*** Opening Reading text ***

Dragonlance is set on the world of Krynn. Most of the novels take place in the regions of Ansalon, a small continent, though some have taken place on the continent of Taladas, located northeast of Ansalon. The world's major gods are the High God and his children: good Paladine, neutral Gilean, and evil Takhisis. The gods are opposed by Chaos, who seeks to destroy Krynn. Depending on the period, the evil chromatic and the good metallic dragons are rare or plentiful. Humans are Krynn's most common humanoid race, but elves, dwarves, kender, gnomes, and minotaurs occupy the world as well. Clerics derive magical powers from their gods, and wizards derive power from the three moon gods, good Solinari, neutral Lunitari, and evil Nuitari. Hickman had previously served as a Mormon missionary in Java for two years and used Indonesian in Dragonlance spells. During Krynn's various wars, armies of draconians are used as troops. Draconians are created by corrupting a dragon egg, creating a reptilian humanoid. Any dragon egg can be used to make a draconian, although the ones most commonly used are good dragon eggs because the evil kings want more evil dragons to hatch.

Other gods of the setting include the gods of good Branchala, Habbakuk, Kiri-Jolith, Majere, and Mishakal; the gods of neutrality Chislev, Reorx, Shinare, Sirrion, and Zivilyn; and the gods of evil, Chemosh, Hiddukel, Morgion, Sargonnas, and Zeboim.

=== Fictional history ===
The history of the world of Krynn, and thus the settings for both the novels and gaming supplements, is roughly split into five separate ages. The first age is the time of creation, when the gods are born and Krynn is formed. The Age of Dreams, the second age, is marked by the rapid growth of the world's first great civilizations and the appearance of myriad new races. This era is also marked by three great wars between dragons and their minions. Following the Third Dragon War, in the Age of Might, the Cataclysm obliterates the great empire of Istar and changes almost the entire surface of Krynn. A 300-year depression follows this event, in what is called the Age of Despair. This period also marks the War of the Lance. When Dragonlance was first introduced to Dungeons & Dragons, events such as the Lost Wars happened during The Age of Despair. Later Age of Mortals novels and game supplements took Krynn into the Fifth Age (the Age of Mortals).

*** Closing Reading text ***
*** Opening Given information ***

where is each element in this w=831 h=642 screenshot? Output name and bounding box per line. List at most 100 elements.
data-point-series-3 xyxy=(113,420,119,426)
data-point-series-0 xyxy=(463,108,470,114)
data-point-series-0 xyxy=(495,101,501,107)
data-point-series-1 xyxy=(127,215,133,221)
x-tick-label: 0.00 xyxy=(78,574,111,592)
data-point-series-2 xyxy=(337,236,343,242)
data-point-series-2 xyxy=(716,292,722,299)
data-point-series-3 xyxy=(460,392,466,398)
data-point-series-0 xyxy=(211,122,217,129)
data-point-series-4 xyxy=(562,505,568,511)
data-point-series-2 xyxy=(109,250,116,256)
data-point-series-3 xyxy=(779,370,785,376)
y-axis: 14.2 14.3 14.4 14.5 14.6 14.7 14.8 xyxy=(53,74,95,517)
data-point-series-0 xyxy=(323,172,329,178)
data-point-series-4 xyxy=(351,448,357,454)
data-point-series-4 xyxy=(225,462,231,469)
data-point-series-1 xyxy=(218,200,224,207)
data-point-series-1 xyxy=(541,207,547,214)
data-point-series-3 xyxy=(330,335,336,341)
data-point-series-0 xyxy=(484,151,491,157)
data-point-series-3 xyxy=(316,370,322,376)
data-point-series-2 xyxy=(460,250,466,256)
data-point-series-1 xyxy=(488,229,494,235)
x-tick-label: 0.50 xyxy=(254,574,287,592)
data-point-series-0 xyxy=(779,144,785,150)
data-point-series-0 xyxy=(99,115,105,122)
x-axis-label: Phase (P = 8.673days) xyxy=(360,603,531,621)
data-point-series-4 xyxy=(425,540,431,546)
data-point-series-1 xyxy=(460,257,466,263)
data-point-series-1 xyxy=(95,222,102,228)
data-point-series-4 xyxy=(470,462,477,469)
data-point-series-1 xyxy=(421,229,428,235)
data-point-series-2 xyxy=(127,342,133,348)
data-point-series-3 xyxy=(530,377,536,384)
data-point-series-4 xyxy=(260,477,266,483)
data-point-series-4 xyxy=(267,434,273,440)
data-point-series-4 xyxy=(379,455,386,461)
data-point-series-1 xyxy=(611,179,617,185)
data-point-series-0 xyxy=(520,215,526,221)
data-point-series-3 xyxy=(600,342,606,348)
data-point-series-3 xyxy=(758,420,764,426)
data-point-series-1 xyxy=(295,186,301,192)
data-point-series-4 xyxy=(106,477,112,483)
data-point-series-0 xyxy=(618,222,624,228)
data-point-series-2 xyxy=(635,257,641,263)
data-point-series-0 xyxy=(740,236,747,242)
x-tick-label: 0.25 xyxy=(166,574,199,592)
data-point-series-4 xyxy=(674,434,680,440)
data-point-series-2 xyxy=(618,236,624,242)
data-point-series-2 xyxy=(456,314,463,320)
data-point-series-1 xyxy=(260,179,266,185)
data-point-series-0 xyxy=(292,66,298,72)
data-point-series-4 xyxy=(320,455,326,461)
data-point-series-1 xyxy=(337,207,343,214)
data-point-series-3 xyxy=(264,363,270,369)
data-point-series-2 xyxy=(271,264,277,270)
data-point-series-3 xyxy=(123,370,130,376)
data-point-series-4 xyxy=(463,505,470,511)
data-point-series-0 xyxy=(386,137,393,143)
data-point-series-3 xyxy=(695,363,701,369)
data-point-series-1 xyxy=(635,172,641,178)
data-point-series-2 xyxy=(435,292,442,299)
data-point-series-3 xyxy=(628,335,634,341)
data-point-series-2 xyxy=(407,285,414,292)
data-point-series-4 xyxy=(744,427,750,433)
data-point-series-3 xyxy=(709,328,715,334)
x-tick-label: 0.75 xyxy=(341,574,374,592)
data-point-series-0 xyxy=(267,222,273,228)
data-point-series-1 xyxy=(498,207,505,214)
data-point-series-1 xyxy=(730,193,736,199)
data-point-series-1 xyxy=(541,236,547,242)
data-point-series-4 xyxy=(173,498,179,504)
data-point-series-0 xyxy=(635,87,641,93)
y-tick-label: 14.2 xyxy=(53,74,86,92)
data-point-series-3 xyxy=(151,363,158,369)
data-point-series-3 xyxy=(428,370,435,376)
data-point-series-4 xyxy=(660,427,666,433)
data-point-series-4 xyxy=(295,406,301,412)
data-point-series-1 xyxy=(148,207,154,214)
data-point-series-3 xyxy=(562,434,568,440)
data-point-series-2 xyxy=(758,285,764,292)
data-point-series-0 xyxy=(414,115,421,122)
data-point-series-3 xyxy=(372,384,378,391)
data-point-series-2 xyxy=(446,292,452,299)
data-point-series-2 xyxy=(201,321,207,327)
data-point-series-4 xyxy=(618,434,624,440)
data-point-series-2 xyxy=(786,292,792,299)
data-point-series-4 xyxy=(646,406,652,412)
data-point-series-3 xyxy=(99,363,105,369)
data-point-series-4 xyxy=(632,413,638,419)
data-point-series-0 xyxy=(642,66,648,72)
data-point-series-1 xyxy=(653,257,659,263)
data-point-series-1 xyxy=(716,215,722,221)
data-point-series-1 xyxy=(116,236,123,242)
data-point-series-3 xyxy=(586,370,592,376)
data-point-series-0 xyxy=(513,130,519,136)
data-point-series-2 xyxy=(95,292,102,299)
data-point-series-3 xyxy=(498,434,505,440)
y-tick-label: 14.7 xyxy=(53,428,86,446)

*** Closing Given information ***

Questions ::
1. In the Dragonlance passage, write out the part starting with "Other gods of" and going on through "Sargonnas, and Zeboim.".
2. Recast the Dragonlance passage's paragraph beginning "The history of the world of Krynn" as a short list of its ages and main events.
3. Carry on the Dragonlance passage after its final sentence.
The entries are not needed for any of this work.

Solved tasks ::
1.
Other gods of the setting include the gods of good Branchala, Habbakuk, Kiri-Jolith, Majere, and Mishakal; the gods of neutrality Chislev, Reorx, Shinare, Sirrion, and Zivilyn; and the gods of evil, Chemosh, Hiddukel, Morgion, Sargonnas, and Zeboim.

2.
Krynn's history, the setting for the novels and gaming supplements, falls roughly into five ages:
- First age: the time of creation, when the gods are born and Krynn is formed.
- Age of Dreams: the first great civilizations grow rapidly, many new races appear, and three great wars are fought between dragons and their minions.
- Age of Might: after the Third Dragon War, the Cataclysm destroys the empire of Istar and reshapes almost all of Krynn's surface.
- Age of Despair: a 300-year depression that includes the War of the Lance. When Dragonlance was first introduced to Dungeons & Dragons, events such as the Lost Wars were placed in this age.
- Fifth Age (Age of Mortals): covered by later Age of Mortals novels and game supplements.

3.
=== Dragonlances ===
Dragonlances are rare and not commonly traded. There are lesser dragonlances, which are made when only one of the artifacts is used to create them, and greater dragonlances, which are made when both artifacts are used to make them. Greater dragonlances are blessed with the power of Good, unlike lesser dragonlances.

There are two sizes of dragonlance. The smaller footman's dragonlance is around eight feet long and functions as a polearm, while the larger mounted dragonlance is around sixteen feet long and most commonly used when mounted on a dragon.

=== Characters ===

The Heroes of the Lance: from left Raistlin, Caramon, Tanis, Tasslehoff, Flint, Goldmoon, Riverwind, Sturm, Tika, and Laurana. Tracy Hickman keeps this Larry Elmore painting on the wall in his office.

The Heroes of the Lance are the protagonists of the Chronicles trilogy, the first series of Dragonlance books. They were created by Weis and Hickman, then fleshed out as player characters in gaming sessions of Dungeons & Dragons at Hickman's apartment. One player at this initial gaming session was game designer Terry Phillips, who was playing as Raistlin. According to Hickman in the foreword to The Soulforge, "[we] were just settling in to the game when I turned to my good friend Terry Phillips and asked what his character was doing. Terry spoke...and the world of Krynn was forever changed. His rasping voice, his sarcasm and bitterness all masking an arrogance and power that never needed to be stated suddenly were real. Everyone in the room was both transfixed and terrified. To this day Margaret [Weis] swears that Terry wore the black robes to the party that night."

In a "Traveling Road Show" put on to publicize the novels, the Heroes of the Lance were played by various people. Authors Gary and Janet Pack played the half-elf Tanis Half-Elven and the kender Tasslehoff Burrfoot, respectively. Author Douglas Niles played the dwarf Flint Fireforge. TSR employee Harold Johnson played the Solamnic knight Sturm Brightblade. The rest of the Heroes are the barbarians Goldmoon and Riverwind, elf Laurana Kanan, and humans Caramon Majere (Raistlin's brother) and Tika Waylan. Weis played Fizban the Fabulous.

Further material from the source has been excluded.